## BEGIN Stored rows

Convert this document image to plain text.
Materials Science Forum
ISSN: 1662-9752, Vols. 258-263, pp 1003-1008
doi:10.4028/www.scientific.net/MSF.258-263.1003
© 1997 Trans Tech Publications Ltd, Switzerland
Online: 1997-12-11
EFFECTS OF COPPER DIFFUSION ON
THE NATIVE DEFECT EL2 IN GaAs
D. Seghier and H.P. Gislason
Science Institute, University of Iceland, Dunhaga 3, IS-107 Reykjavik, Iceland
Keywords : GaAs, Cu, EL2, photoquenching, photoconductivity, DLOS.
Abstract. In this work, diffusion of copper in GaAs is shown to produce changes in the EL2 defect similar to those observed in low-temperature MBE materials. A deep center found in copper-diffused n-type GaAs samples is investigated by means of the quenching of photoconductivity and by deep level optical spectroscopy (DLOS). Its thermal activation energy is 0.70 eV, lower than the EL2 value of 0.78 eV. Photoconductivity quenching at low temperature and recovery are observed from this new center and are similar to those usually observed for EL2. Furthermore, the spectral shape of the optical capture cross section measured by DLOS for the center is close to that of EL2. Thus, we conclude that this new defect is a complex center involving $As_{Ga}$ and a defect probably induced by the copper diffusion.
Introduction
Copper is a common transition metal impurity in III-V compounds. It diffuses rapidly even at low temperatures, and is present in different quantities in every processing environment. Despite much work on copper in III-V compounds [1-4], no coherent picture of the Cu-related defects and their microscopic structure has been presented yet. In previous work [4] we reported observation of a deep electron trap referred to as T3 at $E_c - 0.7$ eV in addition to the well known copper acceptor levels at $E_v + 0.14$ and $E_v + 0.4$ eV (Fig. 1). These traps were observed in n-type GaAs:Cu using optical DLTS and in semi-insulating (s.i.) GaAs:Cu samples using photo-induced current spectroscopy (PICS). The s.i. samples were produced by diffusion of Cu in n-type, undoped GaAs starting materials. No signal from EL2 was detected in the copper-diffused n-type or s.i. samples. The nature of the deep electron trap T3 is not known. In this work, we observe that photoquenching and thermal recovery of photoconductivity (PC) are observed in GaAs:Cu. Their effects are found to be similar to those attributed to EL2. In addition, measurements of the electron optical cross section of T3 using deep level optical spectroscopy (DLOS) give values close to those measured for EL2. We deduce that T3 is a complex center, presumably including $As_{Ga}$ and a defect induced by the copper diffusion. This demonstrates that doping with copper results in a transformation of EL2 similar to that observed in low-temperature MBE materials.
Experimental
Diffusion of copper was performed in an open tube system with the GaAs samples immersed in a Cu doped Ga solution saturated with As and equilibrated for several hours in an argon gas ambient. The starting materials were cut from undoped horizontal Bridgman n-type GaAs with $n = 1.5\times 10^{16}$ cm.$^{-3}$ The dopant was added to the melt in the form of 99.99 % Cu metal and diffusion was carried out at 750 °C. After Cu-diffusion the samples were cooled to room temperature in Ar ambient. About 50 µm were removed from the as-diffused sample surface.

## END Stored rows

Set task =
Repeat every record exactly as written, please.

Exercise output =
Convert this document image to plain text.
Materials Science Forum
ISSN: 1662-9752, Vols. 258-263, pp 1003-1008
doi:10.4028/www.scientific.net/MSF.258-263.1003
© 1997 Trans Tech Publications Ltd, Switzerland
Online: 1997-12-11
EFFECTS OF COPPER DIFFUSION ON
THE NATIVE DEFECT EL2 IN GaAs
D. Seghier and H.P. Gislason
Science Institute, University of Iceland, Dunhaga 3, IS-107 Reykjavik, Iceland
Keywords : GaAs, Cu, EL2, photoquenching, photoconductivity, DLOS.
Abstract. In this work, diffusion of copper in GaAs is shown to produce changes in the EL2 defect similar to those observed in low-temperature MBE materials. A deep center found in copper-diffused n-type GaAs samples is investigated by means of the quenching of photoconductivity and by deep level optical spectroscopy (DLOS). Its thermal activation energy is 0.70 eV, lower than the EL2 value of 0.78 eV. Photoconductivity quenching at low temperature and recovery are observed from this new center and are similar to those usually observed for EL2. Furthermore, the spectral shape of the optical capture cross section measured by DLOS for the center is close to that of EL2. Thus, we conclude that this new defect is a complex center involving $As_{Ga}$ and a defect probably induced by the copper diffusion.
Introduction
Copper is a common transition metal impurity in III-V compounds. It diffuses rapidly even at low temperatures, and is present in different quantities in every processing environment. Despite much work on copper in III-V compounds [1-4], no coherent picture of the Cu-related defects and their microscopic structure has been presented yet. In previous work [4] we reported observation of a deep electron trap referred to as T3 at $E_c - 0.7$ eV in addition to the well known copper acceptor levels at $E_v + 0.14$ and $E_v + 0.4$ eV (Fig. 1). These traps were observed in n-type GaAs:Cu using optical DLTS and in semi-insulating (s.i.) GaAs:Cu samples using photo-induced current spectroscopy (PICS). The s.i. samples were produced by diffusion of Cu in n-type, undoped GaAs starting materials. No signal from EL2 was detected in the copper-diffused n-type or s.i. samples. The nature of the deep electron trap T3 is not known. In this work, we observe that photoquenching and thermal recovery of photoconductivity (PC) are observed in GaAs:Cu. Their effects are found to be similar to those attributed to EL2. In addition, measurements of the electron optical cross section of T3 using deep level optical spectroscopy (DLOS) give values close to those measured for EL2. We deduce that T3 is a complex center, presumably including $As_{Ga}$ and a defect induced by the copper diffusion. This demonstrates that doping with copper results in a transformation of EL2 similar to that observed in low-temperature MBE materials.
Experimental
Diffusion of copper was performed in an open tube system with the GaAs samples immersed in a Cu doped Ga solution saturated with As and equilibrated for several hours in an argon gas ambient. The starting materials were cut from undoped horizontal Bridgman n-type GaAs with $n = 1.5\times 10^{16}$ cm.$^{-3}$ The dopant was added to the melt in the form of 99.99 % Cu metal and diffusion was carried out at 750 °C. After Cu-diffusion the samples were cooled to room temperature in Ar ambient. About 50 µm were removed from the as-diffused sample surface.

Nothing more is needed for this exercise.